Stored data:
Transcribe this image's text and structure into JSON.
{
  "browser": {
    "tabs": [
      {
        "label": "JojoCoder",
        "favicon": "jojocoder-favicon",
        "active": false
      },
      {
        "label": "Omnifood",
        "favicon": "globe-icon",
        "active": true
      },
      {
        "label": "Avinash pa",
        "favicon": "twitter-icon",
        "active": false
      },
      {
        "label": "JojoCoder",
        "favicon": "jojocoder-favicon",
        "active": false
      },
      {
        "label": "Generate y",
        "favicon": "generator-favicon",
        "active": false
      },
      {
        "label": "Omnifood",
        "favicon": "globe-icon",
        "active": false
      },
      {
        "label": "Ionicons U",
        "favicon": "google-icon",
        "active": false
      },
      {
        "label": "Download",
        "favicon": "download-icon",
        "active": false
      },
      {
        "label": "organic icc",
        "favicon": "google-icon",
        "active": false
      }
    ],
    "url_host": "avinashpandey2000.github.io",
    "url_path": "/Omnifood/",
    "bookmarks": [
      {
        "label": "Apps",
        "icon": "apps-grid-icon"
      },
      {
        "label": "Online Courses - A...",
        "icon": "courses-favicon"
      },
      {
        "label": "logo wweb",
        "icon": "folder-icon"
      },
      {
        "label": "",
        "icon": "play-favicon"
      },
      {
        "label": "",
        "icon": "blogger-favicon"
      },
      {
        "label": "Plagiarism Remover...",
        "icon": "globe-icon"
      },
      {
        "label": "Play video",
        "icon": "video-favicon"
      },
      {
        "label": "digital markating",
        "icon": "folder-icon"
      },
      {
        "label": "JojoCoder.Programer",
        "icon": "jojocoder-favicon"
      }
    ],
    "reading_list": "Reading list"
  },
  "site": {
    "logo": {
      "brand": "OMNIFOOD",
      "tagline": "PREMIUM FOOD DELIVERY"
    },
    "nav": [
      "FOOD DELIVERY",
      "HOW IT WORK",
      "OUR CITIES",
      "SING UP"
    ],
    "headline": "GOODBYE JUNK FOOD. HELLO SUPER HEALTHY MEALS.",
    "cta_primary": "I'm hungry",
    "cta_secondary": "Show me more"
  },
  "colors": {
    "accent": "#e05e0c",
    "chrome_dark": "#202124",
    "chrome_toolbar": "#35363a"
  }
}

◆ DO THIS
Reproduce each record shown above without altering a single word.

◆ CORRECT RESPONSE
Transcribe this image's text and structure into JSON.
{
  "browser": {
    "tabs": [
      {
        "label": "JojoCoder",
        "favicon": "jojocoder-favicon",
        "active": false
      },
      {
        "label": "Omnifood",
        "favicon": "globe-icon",
        "active": true
      },
      {
        "label": "Avinash pa",
        "favicon": "twitter-icon",
        "active": false
      },
      {
        "label": "JojoCoder",
        "favicon": "jojocoder-favicon",
        "active": false
      },
      {
        "label": "Generate y",
        "favicon": "generator-favicon",
        "active": false
      },
      {
        "label": "Omnifood",
        "favicon": "globe-icon",
        "active": false
      },
      {
        "label": "Ionicons U",
        "favicon": "google-icon",
        "active": false
      },
      {
        "label": "Download",
        "favicon": "download-icon",
        "active": false
      },
      {
        "label": "organic icc",
        "favicon": "google-icon",
        "active": false
      }
    ],
    "url_host": "avinashpandey2000.github.io",
    "url_path": "/Omnifood/",
    "bookmarks": [
      {
        "label": "Apps",
        "icon": "apps-grid-icon"
      },
      {
        "label": "Online Courses - A...",
        "icon": "courses-favicon"
      },
      {
        "label": "logo wweb",
        "icon": "folder-icon"
      },
      {
        "label": "",
        "icon": "play-favicon"
      },
      {
        "label": "",
        "icon": "blogger-favicon"
      },
      {
        "label": "Plagiarism Remover...",
        "icon": "globe-icon"
      },
      {
        "label": "Play video",
        "icon": "video-favicon"
      },
      {
        "label": "digital markating",
        "icon": "folder-icon"
      },
      {
        "label": "JojoCoder.Programer",
        "icon": "jojocoder-favicon"
      }
    ],
    "reading_list": "Reading list"
  },
  "site": {
    "logo": {
      "brand": "OMNIFOOD",
      "tagline": "PREMIUM FOOD DELIVERY"
    },
    "nav": [
      "FOOD DELIVERY",
      "HOW IT WORK",
      "OUR CITIES",
      "SING UP"
    ],
    "headline": "GOODBYE JUNK FOOD. HELLO SUPER HEALTHY MEALS.",
    "cta_primary": "I'm hungry",
    "cta_secondary": "Show me more"
  },
  "colors": {
    "accent": "#e05e0c",
    "chrome_dark": "#202124",
    "chrome_toolbar": "#35363a"
  }
}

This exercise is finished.